>> START

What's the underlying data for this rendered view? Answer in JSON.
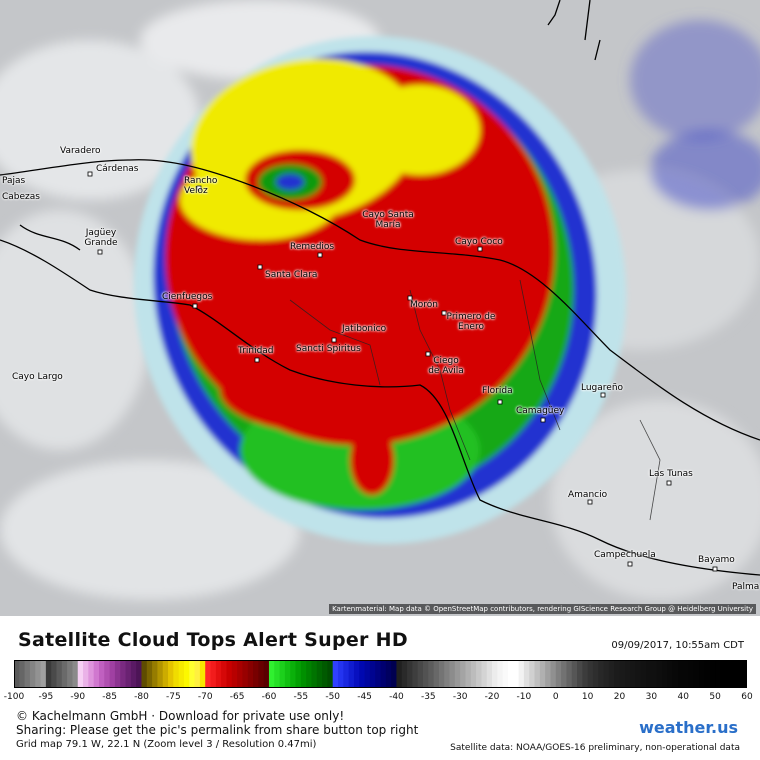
{
  "map": {
    "attribution": "Kartenmaterial: Map data © OpenStreetMap contributors, rendering GIScience Research Group @ Heidelberg University",
    "cities": [
      {
        "name": "Varadero",
        "id": "varadero"
      },
      {
        "name": "Cárdenas",
        "id": "cardenas"
      },
      {
        "name": "Rancho Veloz",
        "id": "rancho-veloz"
      },
      {
        "name": "Cayo Santa María",
        "id": "cayo-santa-maria"
      },
      {
        "name": "Remedios",
        "id": "remedios"
      },
      {
        "name": "Cayo Coco",
        "id": "cayo-coco"
      },
      {
        "name": "Santa Clara",
        "id": "santa-clara"
      },
      {
        "name": "Jagüey Grande",
        "id": "jaguey-grande"
      },
      {
        "name": "Cienfuegos",
        "id": "cienfuegos"
      },
      {
        "name": "Morón",
        "id": "moron"
      },
      {
        "name": "Primero de Enero",
        "id": "primero-de-enero"
      },
      {
        "name": "Jatibonico",
        "id": "jatibonico"
      },
      {
        "name": "Trinidad",
        "id": "trinidad"
      },
      {
        "name": "Sancti Spiritus",
        "id": "sancti-spiritus"
      },
      {
        "name": "Ciego de Avila",
        "id": "ciego-de-avila"
      },
      {
        "name": "Cayo Largo",
        "id": "cayo-largo"
      },
      {
        "name": "Florida",
        "id": "florida"
      },
      {
        "name": "Lugareño",
        "id": "lugareno"
      },
      {
        "name": "Camagüey",
        "id": "camaguey"
      },
      {
        "name": "Las Tunas",
        "id": "las-tunas"
      },
      {
        "name": "Amancio",
        "id": "amancio"
      },
      {
        "name": "Bayamo",
        "id": "bayamo"
      },
      {
        "name": "Campechuela",
        "id": "campechuela"
      },
      {
        "name": "Palma",
        "id": "palma"
      },
      {
        "name": "Cabezas",
        "id": "cabezas"
      },
      {
        "name": "Pajas",
        "id": "pajas"
      }
    ]
  },
  "header": {
    "title": "Satellite Cloud Tops Alert Super HD",
    "datetime": "09/09/2017, 10:55am CDT"
  },
  "scale": {
    "ticks": [
      "-100",
      "-95",
      "-90",
      "-85",
      "-80",
      "-75",
      "-70",
      "-65",
      "-60",
      "-55",
      "-50",
      "-45",
      "-40",
      "-35",
      "-30",
      "-20",
      "-10",
      "0",
      "10",
      "20",
      "30",
      "40",
      "50",
      "60"
    ],
    "colors": {
      "gray_dark": "#1a1a1a",
      "pink": "#e88ce6",
      "gold": "#c8a000",
      "yellow": "#f0f000",
      "red": "#e00000",
      "green": "#10c010",
      "blue": "#1020e0",
      "light": "#e8e8e8"
    }
  },
  "footer": {
    "line1": "© Kachelmann GmbH · Download for private use only!",
    "line2": "Sharing: Please get the pic's permalink from share button top right",
    "line3": "Grid map 79.1 W, 22.1 N (Zoom level 3 / Resolution 0.47mi)",
    "logo": "weather.us",
    "credit": "Satellite data: NOAA/GOES-16 preliminary, non-operational data"
  }
}
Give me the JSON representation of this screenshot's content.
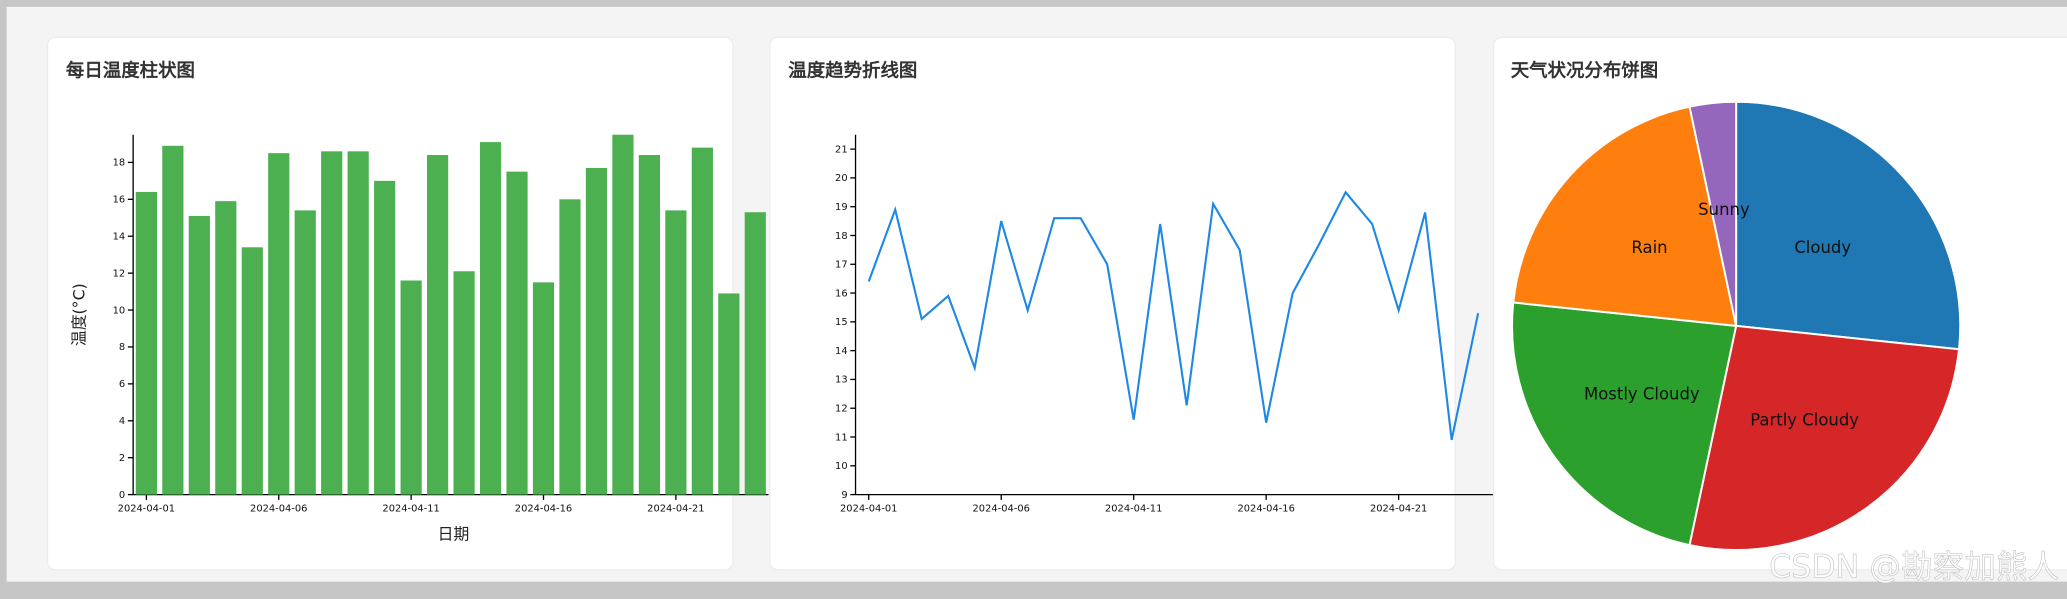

>> END

> [What the task requires]: Pull out each line of the listing that holds the string "Satellite".

> [Task solution]:
    "title": "Satellite Cloud Tops Alert Super HD",
    "credit": "Satellite data: NOAA/GOES-16 preliminary, non-operational data"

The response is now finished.